■ THE EXERCISE
Return the entries verbatim and drop every picture.
==*==
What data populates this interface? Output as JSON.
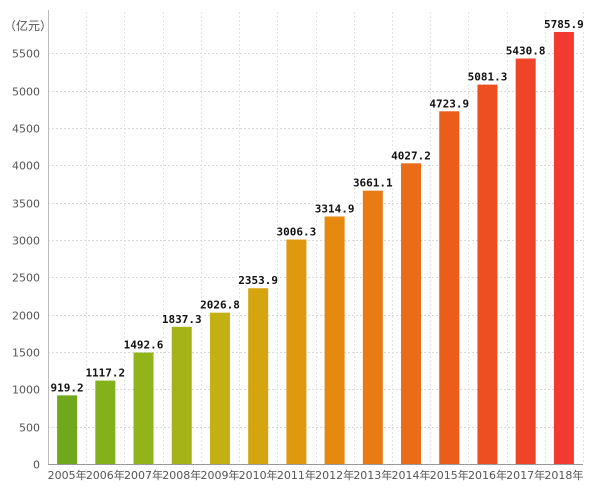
{
  "chart_data": {
    "type": "bar",
    "title": "",
    "xlabel": "",
    "ylabel": "（亿元）",
    "ylim": [
      0,
      5785.9
    ],
    "yticks": [
      0,
      500,
      1000,
      1500,
      2000,
      2500,
      3000,
      3500,
      4000,
      4500,
      5000,
      5500
    ],
    "grid": true,
    "categories": [
      "2005年",
      "2006年",
      "2007年",
      "2008年",
      "2009年",
      "2010年",
      "2011年",
      "2012年",
      "2013年",
      "2014年",
      "2015年",
      "2016年",
      "2017年",
      "2018年"
    ],
    "values": [
      919.2,
      1117.2,
      1492.6,
      1837.3,
      2026.8,
      2353.9,
      3006.3,
      3314.9,
      3661.1,
      4027.2,
      4723.9,
      5081.3,
      5430.8,
      5785.9
    ],
    "value_labels": [
      "919.2",
      "1117.2",
      "1492.6",
      "1837.3",
      "2026.8",
      "2353.9",
      "3006.3",
      "3314.9",
      "3661.1",
      "4027.2",
      "4723.9",
      "5081.3",
      "5430.8",
      "5785.9"
    ],
    "bar_colors": [
      "#6fa81c",
      "#84b11b",
      "#93b419",
      "#a6b318",
      "#c2b014",
      "#d5a510",
      "#e0980e",
      "#e5890f",
      "#e87b12",
      "#ea6c16",
      "#ec5c1a",
      "#ee4f20",
      "#f04428",
      "#f23a30"
    ]
  }
}
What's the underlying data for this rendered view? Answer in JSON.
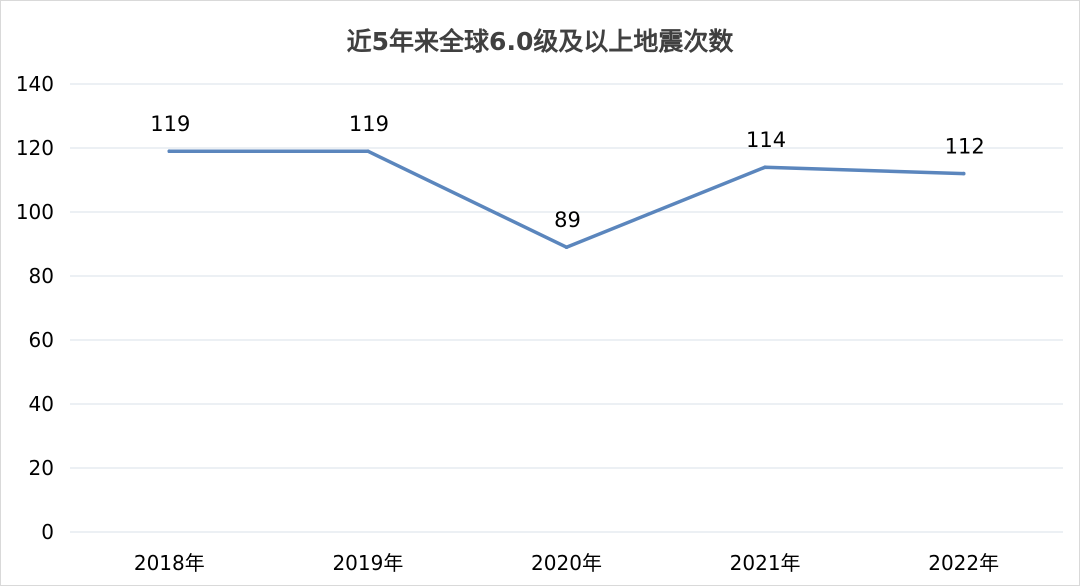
{
  "chart_data": {
    "type": "line",
    "title": "近5年来全球6.0级及以上地震次数",
    "categories": [
      "2018年",
      "2019年",
      "2020年",
      "2021年",
      "2022年"
    ],
    "series": [
      {
        "values": [
          119,
          119,
          89,
          114,
          112
        ],
        "color": "#5b86bd"
      }
    ],
    "data_labels": [
      "119",
      "119",
      "89",
      "114",
      "112"
    ],
    "ylim": [
      0,
      140
    ],
    "yticks": [
      0,
      20,
      40,
      60,
      80,
      100,
      120,
      140
    ],
    "grid": true,
    "legend": "none",
    "gridline_color": "#d9e2ea"
  }
}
==*==
■ IN RESPONSE
What data populates this interface? Output as JSON.
{
  "chart_data": {
    "type": "bar",
    "title": "",
    "xlabel": "",
    "ylabel": "（亿元）",
    "ylim": [
      0,
      5785.9
    ],
    "yticks": [
      0,
      500,
      1000,
      1500,
      2000,
      2500,
      3000,
      3500,
      4000,
      4500,
      5000,
      5500
    ],
    "grid": true,
    "categories": [
      "2005年",
      "2006年",
      "2007年",
      "2008年",
      "2009年",
      "2010年",
      "2011年",
      "2012年",
      "2013年",
      "2014年",
      "2015年",
      "2016年",
      "2017年",
      "2018年"
    ],
    "values": [
      919.2,
      1117.2,
      1492.6,
      1837.3,
      2026.8,
      2353.9,
      3006.3,
      3314.9,
      3661.1,
      4027.2,
      4723.9,
      5081.3,
      5430.8,
      5785.9
    ],
    "value_labels": [
      "919.2",
      "1117.2",
      "1492.6",
      "1837.3",
      "2026.8",
      "2353.9",
      "3006.3",
      "3314.9",
      "3661.1",
      "4027.2",
      "4723.9",
      "5081.3",
      "5430.8",
      "5785.9"
    ],
    "bar_colors": [
      "#6fa81c",
      "#84b11b",
      "#93b419",
      "#a6b318",
      "#c2b014",
      "#d5a510",
      "#e0980e",
      "#e5890f",
      "#e87b12",
      "#ea6c16",
      "#ec5c1a",
      "#ee4f20",
      "#f04428",
      "#f23a30"
    ]
  }
}
What's the underlying data for this rendered view? Answer in JSON.
{
  "chart_data": {
    "type": "line",
    "title": "近5年来全球6.0级及以上地震次数",
    "categories": [
      "2018年",
      "2019年",
      "2020年",
      "2021年",
      "2022年"
    ],
    "series": [
      {
        "values": [
          119,
          119,
          89,
          114,
          112
        ],
        "color": "#5b86bd"
      }
    ],
    "data_labels": [
      "119",
      "119",
      "89",
      "114",
      "112"
    ],
    "ylim": [
      0,
      140
    ],
    "yticks": [
      0,
      20,
      40,
      60,
      80,
      100,
      120,
      140
    ],
    "grid": true,
    "legend": "none",
    "gridline_color": "#d9e2ea"
  }
}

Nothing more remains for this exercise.